_EXERCISE GOAL_: Copy each line of the listing below exactly.

[Records about charts and figures]

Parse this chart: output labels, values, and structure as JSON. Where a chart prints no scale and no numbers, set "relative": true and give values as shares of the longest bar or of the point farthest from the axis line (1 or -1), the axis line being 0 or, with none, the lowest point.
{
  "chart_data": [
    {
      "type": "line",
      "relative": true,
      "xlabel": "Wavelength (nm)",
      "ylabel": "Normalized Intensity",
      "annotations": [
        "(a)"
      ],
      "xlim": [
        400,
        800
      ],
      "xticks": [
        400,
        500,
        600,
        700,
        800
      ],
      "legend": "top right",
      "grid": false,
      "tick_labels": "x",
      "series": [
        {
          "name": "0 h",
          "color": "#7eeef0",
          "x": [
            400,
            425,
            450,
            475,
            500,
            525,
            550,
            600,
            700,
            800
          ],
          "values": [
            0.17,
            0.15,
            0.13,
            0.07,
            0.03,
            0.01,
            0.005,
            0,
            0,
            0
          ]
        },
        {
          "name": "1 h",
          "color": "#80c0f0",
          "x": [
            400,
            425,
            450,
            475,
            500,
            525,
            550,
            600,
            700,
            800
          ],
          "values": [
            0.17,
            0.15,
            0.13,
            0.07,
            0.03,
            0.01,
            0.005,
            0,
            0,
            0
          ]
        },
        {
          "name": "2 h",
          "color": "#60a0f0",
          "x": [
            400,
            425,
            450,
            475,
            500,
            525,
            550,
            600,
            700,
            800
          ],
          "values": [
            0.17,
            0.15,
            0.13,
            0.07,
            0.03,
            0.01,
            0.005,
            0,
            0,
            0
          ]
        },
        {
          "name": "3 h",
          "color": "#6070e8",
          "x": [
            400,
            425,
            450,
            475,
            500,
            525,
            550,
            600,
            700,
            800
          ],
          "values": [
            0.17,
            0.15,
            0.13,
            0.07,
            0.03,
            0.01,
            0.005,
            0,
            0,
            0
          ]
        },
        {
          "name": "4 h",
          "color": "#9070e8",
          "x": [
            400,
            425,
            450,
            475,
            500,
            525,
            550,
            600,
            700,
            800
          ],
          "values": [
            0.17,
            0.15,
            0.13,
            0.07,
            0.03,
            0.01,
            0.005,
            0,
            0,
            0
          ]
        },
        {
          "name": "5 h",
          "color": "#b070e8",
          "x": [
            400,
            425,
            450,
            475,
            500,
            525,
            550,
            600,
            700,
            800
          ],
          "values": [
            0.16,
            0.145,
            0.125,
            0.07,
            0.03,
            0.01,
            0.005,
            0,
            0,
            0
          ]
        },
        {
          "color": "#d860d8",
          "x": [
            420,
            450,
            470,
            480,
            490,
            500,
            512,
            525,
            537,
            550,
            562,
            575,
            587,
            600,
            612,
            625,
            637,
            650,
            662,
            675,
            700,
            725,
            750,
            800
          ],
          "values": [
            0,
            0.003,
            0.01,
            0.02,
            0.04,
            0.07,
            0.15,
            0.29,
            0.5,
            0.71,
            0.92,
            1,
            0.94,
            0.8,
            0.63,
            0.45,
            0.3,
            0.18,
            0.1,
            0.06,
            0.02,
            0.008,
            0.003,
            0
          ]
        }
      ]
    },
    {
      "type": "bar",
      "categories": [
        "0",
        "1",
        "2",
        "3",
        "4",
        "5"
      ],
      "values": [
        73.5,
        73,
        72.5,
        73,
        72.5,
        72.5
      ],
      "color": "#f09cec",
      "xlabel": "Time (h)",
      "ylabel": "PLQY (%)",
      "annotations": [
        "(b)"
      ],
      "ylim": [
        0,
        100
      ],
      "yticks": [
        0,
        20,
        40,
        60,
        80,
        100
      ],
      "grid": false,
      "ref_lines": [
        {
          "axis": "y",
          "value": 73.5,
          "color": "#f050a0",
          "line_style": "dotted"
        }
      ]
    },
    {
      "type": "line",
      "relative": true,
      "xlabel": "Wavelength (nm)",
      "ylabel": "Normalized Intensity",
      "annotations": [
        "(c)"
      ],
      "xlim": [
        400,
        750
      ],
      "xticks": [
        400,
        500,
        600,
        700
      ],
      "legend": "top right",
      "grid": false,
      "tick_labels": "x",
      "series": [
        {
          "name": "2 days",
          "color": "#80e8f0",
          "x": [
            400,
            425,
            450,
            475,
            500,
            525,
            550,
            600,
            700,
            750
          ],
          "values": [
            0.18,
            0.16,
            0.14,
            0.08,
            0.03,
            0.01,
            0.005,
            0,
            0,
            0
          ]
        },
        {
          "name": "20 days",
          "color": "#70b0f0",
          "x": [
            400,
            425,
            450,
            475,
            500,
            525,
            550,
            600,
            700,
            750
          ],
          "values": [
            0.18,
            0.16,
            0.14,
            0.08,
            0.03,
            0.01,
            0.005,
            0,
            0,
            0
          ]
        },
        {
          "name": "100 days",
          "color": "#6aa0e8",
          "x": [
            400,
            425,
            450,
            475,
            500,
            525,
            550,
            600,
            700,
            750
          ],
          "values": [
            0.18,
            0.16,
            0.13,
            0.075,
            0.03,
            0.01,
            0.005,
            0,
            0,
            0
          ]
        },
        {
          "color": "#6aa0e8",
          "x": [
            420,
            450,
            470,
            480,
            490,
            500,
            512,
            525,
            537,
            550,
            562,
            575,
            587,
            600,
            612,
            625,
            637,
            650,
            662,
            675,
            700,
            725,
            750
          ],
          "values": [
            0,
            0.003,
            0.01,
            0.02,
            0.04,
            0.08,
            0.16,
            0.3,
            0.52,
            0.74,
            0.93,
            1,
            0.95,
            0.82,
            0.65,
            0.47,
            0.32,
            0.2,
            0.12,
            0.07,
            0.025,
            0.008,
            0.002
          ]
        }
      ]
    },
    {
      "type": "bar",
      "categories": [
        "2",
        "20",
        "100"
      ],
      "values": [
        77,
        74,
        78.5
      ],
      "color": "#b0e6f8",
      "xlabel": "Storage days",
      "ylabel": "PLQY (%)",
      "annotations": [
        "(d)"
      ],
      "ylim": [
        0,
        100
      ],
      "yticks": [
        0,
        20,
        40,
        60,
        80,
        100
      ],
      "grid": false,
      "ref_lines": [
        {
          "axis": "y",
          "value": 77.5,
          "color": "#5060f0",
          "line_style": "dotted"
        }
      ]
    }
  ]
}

_CORRECT RESPONSE_:
Parse this chart: output labels, values, and structure as JSON. Where a chart prints no scale and no numbers, set "relative": true and give values as shares of the longest bar or of the point farthest from the axis line (1 or -1), the axis line being 0 or, with none, the lowest point.
{
  "chart_data": [
    {
      "type": "line",
      "relative": true,
      "xlabel": "Wavelength (nm)",
      "ylabel": "Normalized Intensity",
      "annotations": [
        "(a)"
      ],
      "xlim": [
        400,
        800
      ],
      "xticks": [
        400,
        500,
        600,
        700,
        800
      ],
      "legend": "top right",
      "grid": false,
      "tick_labels": "x",
      "series": [
        {
          "name": "0 h",
          "color": "#7eeef0",
          "x": [
            400,
            425,
            450,
            475,
            500,
            525,
            550,
            600,
            700,
            800
          ],
          "values": [
            0.17,
            0.15,
            0.13,
            0.07,
            0.03,
            0.01,
            0.005,
            0,
            0,
            0
          ]
        },
        {
          "name": "1 h",
          "color": "#80c0f0",
          "x": [
            400,
            425,
            450,
            475,
            500,
            525,
            550,
            600,
            700,
            800
          ],
          "values": [
            0.17,
            0.15,
            0.13,
            0.07,
            0.03,
            0.01,
            0.005,
            0,
            0,
            0
          ]
        },
        {
          "name": "2 h",
          "color": "#60a0f0",
          "x": [
            400,
            425,
            450,
            475,
            500,
            525,
            550,
            600,
            700,
            800
          ],
          "values": [
            0.17,
            0.15,
            0.13,
            0.07,
            0.03,
            0.01,
            0.005,
            0,
            0,
            0
          ]
        },
        {
          "name": "3 h",
          "color": "#6070e8",
          "x": [
            400,
            425,
            450,
            475,
            500,
            525,
            550,
            600,
            700,
            800
          ],
          "values": [
            0.17,
            0.15,
            0.13,
            0.07,
            0.03,
            0.01,
            0.005,
            0,
            0,
            0
          ]
        },
        {
          "name": "4 h",
          "color": "#9070e8",
          "x": [
            400,
            425,
            450,
            475,
            500,
            525,
            550,
            600,
            700,
            800
          ],
          "values": [
            0.17,
            0.15,
            0.13,
            0.07,
            0.03,
            0.01,
            0.005,
            0,
            0,
            0
          ]
        },
        {
          "name": "5 h",
          "color": "#b070e8",
          "x": [
            400,
            425,
            450,
            475,
            500,
            525,
            550,
            600,
            700,
            800
          ],
          "values": [
            0.16,
            0.145,
            0.125,
            0.07,
            0.03,
            0.01,
            0.005,
            0,
            0,
            0
          ]
        },
        {
          "color": "#d860d8",
          "x": [
            420,
            450,
            470,
            480,
            490,
            500,
            512,
            525,
            537,
            550,
            562,
            575,
            587,
            600,
            612,
            625,
            637,
            650,
            662,
            675,
            700,
            725,
            750,
            800
          ],
          "values": [
            0,
            0.003,
            0.01,
            0.02,
            0.04,
            0.07,
            0.15,
            0.29,
            0.5,
            0.71,
            0.92,
            1,
            0.94,
            0.8,
            0.63,
            0.45,
            0.3,
            0.18,
            0.1,
            0.06,
            0.02,
            0.008,
            0.003,
            0
          ]
        }
      ]
    },
    {
      "type": "bar",
      "categories": [
        "0",
        "1",
        "2",
        "3",
        "4",
        "5"
      ],
      "values": [
        73.5,
        73,
        72.5,
        73,
        72.5,
        72.5
      ],
      "color": "#f09cec",
      "xlabel": "Time (h)",
      "ylabel": "PLQY (%)",
      "annotations": [
        "(b)"
      ],
      "ylim": [
        0,
        100
      ],
      "yticks": [
        0,
        20,
        40,
        60,
        80,
        100
      ],
      "grid": false,
      "ref_lines": [
        {
          "axis": "y",
          "value": 73.5,
          "color": "#f050a0",
          "line_style": "dotted"
        }
      ]
    },
    {
      "type": "line",
      "relative": true,
      "xlabel": "Wavelength (nm)",
      "ylabel": "Normalized Intensity",
      "annotations": [
        "(c)"
      ],
      "xlim": [
        400,
        750
      ],
      "xticks": [
        400,
        500,
        600,
        700
      ],
      "legend": "top right",
      "grid": false,
      "tick_labels": "x",
      "series": [
        {
          "name": "2 days",
          "color": "#80e8f0",
          "x": [
            400,
            425,
            450,
            475,
            500,
            525,
            550,
            600,
            700,
            750
          ],
          "values": [
            0.18,
            0.16,
            0.14,
            0.08,
            0.03,
            0.01,
            0.005,
            0,
            0,
            0
          ]
        },
        {
          "name": "20 days",
          "color": "#70b0f0",
          "x": [
            400,
            425,
            450,
            475,
            500,
            525,
            550,
            600,
            700,
            750
          ],
          "values": [
            0.18,
            0.16,
            0.14,
            0.08,
            0.03,
            0.01,
            0.005,
            0,
            0,
            0
          ]
        },
        {
          "name": "100 days",
          "color": "#6aa0e8",
          "x": [
            400,
            425,
            450,
            475,
            500,
            525,
            550,
            600,
            700,
            750
          ],
          "values": [
            0.18,
            0.16,
            0.13,
            0.075,
            0.03,
            0.01,
            0.005,
            0,
            0,
            0
          ]
        },
        {
          "color": "#6aa0e8",
          "x": [
            420,
            450,
            470,
            480,
            490,
            500,
            512,
            525,
            537,
            550,
            562,
            575,
            587,
            600,
            612,
            625,
            637,
            650,
            662,
            675,
            700,
            725,
            750
          ],
          "values": [
            0,
            0.003,
            0.01,
            0.02,
            0.04,
            0.08,
            0.16,
            0.3,
            0.52,
            0.74,
            0.93,
            1,
            0.95,
            0.82,
            0.65,
            0.47,
            0.32,
            0.2,
            0.12,
            0.07,
            0.025,
            0.008,
            0.002
          ]
        }
      ]
    },
    {
      "type": "bar",
      "categories": [
        "2",
        "20",
        "100"
      ],
      "values": [
        77,
        74,
        78.5
      ],
      "color": "#b0e6f8",
      "xlabel": "Storage days",
      "ylabel": "PLQY (%)",
      "annotations": [
        "(d)"
      ],
      "ylim": [
        0,
        100
      ],
      "yticks": [
        0,
        20,
        40,
        60,
        80,
        100
      ],
      "grid": false,
      "ref_lines": [
        {
          "axis": "y",
          "value": 77.5,
          "color": "#5060f0",
          "line_style": "dotted"
        }
      ]
    }
  ]
}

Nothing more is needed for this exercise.